Dataset entries on figures

__________

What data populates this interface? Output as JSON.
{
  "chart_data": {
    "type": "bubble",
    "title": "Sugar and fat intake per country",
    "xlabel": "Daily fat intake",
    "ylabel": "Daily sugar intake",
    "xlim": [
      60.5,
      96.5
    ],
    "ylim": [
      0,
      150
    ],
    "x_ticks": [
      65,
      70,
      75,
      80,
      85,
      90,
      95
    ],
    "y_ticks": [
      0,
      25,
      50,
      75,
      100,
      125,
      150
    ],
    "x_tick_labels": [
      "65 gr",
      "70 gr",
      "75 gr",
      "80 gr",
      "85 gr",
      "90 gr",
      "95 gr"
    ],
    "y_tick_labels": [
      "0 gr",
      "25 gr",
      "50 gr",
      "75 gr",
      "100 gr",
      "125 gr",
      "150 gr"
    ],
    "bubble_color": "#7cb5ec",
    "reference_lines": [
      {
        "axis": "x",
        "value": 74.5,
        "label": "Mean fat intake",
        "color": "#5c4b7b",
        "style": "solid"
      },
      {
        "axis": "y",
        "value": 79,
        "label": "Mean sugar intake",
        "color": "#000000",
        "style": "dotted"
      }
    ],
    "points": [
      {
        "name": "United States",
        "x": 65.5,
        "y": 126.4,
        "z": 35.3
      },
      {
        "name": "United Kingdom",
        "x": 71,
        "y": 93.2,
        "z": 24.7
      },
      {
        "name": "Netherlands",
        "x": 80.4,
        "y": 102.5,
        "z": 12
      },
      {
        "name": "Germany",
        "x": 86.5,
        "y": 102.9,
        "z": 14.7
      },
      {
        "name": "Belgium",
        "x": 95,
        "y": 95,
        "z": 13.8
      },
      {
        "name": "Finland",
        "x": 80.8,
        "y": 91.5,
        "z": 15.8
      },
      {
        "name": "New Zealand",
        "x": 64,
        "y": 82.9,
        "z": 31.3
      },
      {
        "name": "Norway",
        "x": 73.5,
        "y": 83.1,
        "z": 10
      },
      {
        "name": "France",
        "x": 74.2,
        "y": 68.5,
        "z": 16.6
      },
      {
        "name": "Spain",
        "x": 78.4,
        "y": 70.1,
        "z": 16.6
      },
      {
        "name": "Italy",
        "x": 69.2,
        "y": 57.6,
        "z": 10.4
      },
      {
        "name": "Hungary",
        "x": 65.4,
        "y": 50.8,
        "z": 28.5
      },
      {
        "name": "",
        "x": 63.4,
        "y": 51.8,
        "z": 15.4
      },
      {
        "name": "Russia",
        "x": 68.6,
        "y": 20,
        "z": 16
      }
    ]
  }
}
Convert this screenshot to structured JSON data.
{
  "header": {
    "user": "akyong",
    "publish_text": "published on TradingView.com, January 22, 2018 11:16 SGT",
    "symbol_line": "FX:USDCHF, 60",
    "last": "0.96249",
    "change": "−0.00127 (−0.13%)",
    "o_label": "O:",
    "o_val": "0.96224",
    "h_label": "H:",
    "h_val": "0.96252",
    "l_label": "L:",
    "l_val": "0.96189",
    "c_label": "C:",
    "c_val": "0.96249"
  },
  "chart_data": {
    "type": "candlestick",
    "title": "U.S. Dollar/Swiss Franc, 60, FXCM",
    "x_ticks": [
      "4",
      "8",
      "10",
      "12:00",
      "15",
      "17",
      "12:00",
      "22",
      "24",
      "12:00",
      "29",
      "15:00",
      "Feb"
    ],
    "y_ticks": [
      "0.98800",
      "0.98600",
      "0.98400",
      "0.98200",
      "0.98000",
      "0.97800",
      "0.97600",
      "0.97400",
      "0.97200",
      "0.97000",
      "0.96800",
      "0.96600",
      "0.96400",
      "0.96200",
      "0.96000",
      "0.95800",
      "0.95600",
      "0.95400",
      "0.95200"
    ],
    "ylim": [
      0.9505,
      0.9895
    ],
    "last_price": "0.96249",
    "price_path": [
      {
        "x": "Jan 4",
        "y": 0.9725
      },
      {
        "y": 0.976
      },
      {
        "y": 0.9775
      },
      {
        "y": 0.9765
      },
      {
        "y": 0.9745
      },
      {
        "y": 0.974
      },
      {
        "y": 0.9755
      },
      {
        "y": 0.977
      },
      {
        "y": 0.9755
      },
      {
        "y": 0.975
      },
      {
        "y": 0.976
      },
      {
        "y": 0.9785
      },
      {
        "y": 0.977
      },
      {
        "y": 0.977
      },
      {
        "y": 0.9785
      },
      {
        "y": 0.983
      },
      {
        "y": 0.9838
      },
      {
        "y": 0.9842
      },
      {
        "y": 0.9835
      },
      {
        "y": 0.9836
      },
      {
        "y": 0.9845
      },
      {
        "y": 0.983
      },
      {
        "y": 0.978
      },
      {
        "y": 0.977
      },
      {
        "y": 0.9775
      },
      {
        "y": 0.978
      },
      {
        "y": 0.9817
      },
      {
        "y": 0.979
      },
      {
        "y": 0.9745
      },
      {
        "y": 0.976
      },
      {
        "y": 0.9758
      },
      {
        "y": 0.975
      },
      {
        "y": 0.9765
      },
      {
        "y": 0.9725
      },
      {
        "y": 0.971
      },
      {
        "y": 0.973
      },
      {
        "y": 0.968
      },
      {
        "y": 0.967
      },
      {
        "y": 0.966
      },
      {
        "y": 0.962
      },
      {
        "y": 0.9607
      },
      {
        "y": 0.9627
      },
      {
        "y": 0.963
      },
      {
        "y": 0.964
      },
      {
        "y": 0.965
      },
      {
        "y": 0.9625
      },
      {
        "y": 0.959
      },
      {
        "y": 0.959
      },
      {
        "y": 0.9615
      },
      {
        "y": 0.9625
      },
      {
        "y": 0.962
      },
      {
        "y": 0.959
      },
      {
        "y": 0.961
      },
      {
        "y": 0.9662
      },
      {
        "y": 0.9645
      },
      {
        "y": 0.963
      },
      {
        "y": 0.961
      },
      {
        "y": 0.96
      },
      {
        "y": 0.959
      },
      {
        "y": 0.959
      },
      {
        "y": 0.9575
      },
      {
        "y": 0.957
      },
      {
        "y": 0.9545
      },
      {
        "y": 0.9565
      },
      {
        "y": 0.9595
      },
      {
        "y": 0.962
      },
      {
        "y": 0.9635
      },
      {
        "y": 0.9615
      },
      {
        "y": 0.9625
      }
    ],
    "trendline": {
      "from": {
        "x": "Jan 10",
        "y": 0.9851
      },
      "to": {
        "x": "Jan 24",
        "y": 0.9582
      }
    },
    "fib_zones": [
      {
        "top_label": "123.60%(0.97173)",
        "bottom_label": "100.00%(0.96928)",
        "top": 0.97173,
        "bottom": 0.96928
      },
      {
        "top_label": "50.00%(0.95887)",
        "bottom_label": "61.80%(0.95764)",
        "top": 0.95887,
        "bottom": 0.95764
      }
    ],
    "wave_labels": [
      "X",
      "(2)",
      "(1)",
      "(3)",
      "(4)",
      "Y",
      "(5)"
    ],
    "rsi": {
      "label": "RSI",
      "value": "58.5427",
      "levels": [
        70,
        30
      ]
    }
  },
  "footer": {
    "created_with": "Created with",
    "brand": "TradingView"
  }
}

__________

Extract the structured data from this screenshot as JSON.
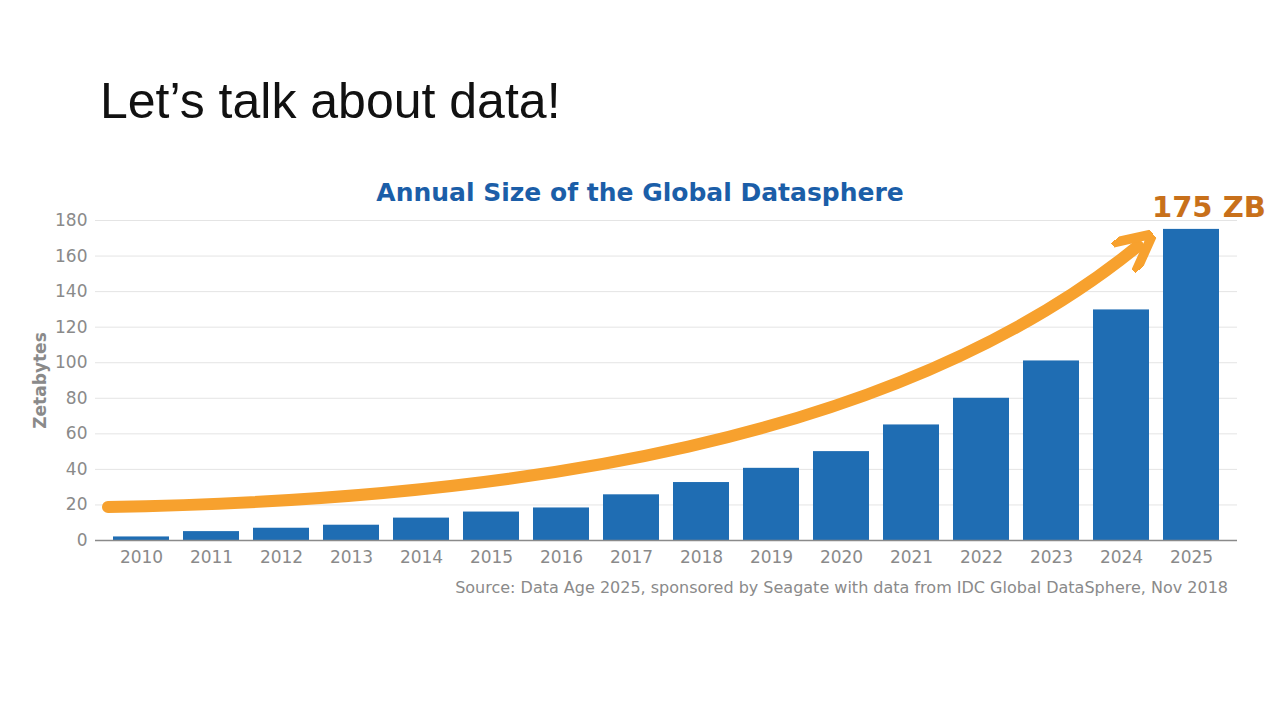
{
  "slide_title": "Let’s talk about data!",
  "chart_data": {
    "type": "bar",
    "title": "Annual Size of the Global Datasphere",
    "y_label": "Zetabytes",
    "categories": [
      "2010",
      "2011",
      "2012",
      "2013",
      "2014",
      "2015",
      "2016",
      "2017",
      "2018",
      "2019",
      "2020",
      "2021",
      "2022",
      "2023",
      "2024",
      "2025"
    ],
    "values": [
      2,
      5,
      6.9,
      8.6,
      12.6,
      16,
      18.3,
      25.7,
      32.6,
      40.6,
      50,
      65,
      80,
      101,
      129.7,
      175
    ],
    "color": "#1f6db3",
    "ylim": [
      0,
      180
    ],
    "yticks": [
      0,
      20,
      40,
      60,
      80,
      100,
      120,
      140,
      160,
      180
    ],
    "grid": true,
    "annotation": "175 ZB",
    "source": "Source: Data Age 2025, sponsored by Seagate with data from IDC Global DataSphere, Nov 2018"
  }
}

__________

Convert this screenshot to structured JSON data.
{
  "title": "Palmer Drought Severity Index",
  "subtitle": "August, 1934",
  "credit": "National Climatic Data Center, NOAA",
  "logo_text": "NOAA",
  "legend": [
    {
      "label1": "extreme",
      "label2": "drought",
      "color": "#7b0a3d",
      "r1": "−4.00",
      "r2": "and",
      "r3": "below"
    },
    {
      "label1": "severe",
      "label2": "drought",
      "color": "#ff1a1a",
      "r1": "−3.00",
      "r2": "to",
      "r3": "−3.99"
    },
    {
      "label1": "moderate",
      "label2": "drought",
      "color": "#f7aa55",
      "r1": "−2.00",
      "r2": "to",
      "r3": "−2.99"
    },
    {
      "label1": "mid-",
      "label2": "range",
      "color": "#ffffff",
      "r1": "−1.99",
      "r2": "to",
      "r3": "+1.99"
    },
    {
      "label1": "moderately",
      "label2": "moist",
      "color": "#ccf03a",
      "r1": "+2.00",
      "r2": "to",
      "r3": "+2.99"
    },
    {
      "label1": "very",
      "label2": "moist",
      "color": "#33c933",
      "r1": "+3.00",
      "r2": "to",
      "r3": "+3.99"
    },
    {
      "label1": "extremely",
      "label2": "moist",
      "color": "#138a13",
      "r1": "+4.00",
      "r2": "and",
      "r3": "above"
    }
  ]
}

__________

> _Aim_
Show the lines where the word "TradingView" appears in the entries.

> _Full output_
    "publish_text": "published on TradingView.com, January 22, 2018 11:16 SGT",
    "brand": "TradingView"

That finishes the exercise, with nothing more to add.